## Aim of the task:
Copy out all lines where "years" appears.

## Supplied records:
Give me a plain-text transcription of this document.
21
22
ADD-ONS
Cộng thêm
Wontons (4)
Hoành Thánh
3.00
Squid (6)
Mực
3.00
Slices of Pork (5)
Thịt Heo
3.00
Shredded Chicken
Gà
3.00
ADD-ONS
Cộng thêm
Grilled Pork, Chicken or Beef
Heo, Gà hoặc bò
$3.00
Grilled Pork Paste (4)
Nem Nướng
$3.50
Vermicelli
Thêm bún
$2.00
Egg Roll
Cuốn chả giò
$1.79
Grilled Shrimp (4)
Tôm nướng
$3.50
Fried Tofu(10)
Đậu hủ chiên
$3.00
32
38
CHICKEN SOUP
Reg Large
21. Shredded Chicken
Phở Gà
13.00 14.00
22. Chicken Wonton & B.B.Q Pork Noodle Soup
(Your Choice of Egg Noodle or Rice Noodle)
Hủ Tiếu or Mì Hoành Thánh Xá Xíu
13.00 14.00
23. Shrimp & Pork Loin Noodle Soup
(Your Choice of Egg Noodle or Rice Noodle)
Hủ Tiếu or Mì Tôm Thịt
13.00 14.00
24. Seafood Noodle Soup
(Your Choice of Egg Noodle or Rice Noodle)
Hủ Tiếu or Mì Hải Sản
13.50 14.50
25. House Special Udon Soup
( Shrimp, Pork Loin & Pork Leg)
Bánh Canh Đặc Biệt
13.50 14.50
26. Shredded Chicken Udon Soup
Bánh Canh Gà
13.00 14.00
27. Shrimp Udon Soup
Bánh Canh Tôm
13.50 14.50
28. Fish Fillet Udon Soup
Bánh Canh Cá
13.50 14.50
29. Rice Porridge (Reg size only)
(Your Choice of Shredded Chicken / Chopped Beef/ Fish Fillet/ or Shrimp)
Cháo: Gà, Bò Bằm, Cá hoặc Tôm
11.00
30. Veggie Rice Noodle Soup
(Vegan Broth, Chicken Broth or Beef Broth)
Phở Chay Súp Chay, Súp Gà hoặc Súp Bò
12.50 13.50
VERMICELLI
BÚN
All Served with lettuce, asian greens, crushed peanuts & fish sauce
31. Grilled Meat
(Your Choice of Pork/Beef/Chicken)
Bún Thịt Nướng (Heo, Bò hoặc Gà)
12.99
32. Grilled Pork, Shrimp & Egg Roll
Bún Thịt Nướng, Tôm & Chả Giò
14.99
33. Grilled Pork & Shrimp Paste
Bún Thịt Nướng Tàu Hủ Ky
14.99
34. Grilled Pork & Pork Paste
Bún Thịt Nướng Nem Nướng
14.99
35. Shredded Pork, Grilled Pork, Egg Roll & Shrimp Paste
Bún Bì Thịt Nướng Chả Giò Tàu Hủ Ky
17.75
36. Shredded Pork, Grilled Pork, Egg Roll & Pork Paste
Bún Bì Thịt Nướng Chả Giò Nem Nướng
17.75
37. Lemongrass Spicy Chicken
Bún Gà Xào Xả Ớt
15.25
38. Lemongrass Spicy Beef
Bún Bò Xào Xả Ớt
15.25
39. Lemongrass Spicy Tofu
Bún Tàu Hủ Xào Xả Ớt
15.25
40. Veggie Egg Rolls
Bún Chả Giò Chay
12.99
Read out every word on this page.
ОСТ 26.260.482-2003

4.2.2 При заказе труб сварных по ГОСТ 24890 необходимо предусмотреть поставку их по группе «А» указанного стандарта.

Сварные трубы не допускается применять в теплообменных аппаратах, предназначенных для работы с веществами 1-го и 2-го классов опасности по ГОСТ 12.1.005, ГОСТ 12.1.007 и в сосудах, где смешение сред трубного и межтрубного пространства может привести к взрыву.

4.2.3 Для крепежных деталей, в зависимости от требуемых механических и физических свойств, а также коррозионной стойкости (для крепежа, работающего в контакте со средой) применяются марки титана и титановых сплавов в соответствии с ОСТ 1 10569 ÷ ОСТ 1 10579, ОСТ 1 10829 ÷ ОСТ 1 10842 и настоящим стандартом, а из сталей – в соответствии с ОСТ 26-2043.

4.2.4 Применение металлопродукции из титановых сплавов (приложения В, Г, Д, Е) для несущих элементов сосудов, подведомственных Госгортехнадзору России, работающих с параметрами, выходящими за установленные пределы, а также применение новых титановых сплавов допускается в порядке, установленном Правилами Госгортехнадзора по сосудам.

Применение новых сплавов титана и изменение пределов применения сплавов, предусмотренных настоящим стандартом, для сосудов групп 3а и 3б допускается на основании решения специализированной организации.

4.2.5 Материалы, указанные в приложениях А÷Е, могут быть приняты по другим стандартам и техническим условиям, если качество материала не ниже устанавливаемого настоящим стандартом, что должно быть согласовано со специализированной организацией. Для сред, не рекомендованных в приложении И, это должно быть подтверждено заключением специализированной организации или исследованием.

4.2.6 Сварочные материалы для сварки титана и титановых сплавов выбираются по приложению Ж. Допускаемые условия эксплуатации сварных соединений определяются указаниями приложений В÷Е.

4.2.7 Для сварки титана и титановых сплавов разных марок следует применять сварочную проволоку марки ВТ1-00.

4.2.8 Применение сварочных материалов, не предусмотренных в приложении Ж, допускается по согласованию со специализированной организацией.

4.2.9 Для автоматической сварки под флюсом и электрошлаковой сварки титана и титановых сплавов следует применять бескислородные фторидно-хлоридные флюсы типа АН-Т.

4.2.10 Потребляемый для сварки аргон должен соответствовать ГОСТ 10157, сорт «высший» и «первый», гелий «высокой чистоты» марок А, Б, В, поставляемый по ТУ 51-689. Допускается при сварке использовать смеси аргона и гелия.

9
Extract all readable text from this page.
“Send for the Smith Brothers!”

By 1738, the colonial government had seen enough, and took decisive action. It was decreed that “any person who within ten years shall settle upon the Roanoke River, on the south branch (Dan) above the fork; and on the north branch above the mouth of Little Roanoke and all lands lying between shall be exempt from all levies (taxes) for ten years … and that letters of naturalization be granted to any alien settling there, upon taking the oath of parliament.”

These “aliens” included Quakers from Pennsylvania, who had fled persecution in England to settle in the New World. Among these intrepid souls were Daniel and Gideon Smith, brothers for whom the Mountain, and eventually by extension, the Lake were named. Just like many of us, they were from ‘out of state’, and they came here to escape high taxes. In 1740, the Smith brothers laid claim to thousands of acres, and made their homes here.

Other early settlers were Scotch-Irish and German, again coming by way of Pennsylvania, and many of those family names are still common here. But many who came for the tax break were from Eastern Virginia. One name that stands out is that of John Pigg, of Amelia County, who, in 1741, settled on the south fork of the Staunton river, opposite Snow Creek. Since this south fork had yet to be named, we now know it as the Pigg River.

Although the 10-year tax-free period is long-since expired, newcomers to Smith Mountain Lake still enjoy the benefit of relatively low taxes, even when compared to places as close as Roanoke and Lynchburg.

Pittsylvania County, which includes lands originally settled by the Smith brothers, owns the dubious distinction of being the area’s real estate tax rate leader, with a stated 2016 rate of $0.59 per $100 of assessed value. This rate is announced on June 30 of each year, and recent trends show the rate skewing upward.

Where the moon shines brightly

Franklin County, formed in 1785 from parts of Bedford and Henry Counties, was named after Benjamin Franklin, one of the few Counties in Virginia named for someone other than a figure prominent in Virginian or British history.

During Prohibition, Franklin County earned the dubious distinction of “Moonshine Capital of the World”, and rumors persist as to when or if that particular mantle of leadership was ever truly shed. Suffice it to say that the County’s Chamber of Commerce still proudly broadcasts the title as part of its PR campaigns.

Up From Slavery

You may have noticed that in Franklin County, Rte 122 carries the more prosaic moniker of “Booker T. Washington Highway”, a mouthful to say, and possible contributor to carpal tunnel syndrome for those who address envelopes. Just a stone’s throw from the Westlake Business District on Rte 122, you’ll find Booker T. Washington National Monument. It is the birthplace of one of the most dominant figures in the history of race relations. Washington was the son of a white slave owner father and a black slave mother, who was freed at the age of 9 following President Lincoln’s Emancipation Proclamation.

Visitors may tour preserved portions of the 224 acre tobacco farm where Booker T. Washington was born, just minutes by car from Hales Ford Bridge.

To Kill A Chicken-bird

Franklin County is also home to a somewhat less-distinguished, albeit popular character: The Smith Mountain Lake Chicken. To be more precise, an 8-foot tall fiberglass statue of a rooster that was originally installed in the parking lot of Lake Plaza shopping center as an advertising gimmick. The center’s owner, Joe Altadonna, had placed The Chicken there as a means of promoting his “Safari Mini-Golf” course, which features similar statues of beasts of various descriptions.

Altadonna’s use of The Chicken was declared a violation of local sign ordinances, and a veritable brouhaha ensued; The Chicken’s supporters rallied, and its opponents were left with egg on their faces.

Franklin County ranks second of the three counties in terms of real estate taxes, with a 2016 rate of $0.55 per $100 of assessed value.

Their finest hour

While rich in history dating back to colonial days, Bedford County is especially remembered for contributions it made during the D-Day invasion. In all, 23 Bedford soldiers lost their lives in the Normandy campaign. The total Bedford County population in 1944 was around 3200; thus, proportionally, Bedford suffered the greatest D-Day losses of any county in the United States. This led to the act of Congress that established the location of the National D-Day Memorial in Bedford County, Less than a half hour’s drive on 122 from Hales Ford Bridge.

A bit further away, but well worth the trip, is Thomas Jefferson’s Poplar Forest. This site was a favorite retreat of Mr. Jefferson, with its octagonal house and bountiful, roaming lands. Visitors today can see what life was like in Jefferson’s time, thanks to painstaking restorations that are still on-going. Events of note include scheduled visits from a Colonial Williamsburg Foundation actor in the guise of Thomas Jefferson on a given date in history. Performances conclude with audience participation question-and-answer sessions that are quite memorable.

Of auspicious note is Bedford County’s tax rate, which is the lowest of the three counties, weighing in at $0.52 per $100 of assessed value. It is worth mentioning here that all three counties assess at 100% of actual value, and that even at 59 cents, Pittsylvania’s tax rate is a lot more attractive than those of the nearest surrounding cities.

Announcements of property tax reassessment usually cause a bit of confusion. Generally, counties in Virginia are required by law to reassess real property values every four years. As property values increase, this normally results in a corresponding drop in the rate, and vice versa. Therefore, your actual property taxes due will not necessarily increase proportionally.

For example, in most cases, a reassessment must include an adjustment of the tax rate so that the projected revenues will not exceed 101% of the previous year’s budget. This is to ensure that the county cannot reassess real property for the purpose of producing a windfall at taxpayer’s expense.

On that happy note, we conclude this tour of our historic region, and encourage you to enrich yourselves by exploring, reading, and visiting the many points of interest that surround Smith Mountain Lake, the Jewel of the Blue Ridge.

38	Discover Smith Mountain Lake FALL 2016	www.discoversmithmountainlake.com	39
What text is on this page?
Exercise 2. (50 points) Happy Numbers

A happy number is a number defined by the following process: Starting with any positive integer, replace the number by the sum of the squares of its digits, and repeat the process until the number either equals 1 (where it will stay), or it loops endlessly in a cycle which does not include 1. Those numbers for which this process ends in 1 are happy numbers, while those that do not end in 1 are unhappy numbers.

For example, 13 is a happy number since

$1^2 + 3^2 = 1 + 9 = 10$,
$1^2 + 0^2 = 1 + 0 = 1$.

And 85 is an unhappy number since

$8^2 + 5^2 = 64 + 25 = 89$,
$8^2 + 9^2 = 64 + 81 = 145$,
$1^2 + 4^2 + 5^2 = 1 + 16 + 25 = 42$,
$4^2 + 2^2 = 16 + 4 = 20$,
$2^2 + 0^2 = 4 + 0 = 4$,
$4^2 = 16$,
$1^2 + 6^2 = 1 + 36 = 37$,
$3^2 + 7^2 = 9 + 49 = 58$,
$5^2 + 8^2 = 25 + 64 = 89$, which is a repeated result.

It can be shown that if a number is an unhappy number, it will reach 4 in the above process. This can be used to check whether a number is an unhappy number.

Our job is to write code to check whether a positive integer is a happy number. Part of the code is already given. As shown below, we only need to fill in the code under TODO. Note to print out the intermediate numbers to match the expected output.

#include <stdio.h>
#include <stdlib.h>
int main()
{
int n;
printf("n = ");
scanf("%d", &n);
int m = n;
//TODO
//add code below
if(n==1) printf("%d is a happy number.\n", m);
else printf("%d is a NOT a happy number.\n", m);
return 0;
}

## Complete answer:
By 1738, the colonial government had seen enough, and took decisive action. It was decreed that “any person who within ten years shall settle upon the Roanoke River, on the south branch (Dan) above the fork; and on the north branch above the mouth of Little Roanoke and all lands lying between shall be exempt from all levies (taxes) for ten years … and that letters of naturalization be granted to any alien settling there, upon taking the oath of parliament.”
Announcements of property tax reassessment usually cause a bit of confusion. Generally, counties in Virginia are required by law to reassess real property values every four years. As property values increase, this normally results in a corresponding drop in the rate, and vice versa. Therefore, your actual property taxes due will not necessarily increase proportionally.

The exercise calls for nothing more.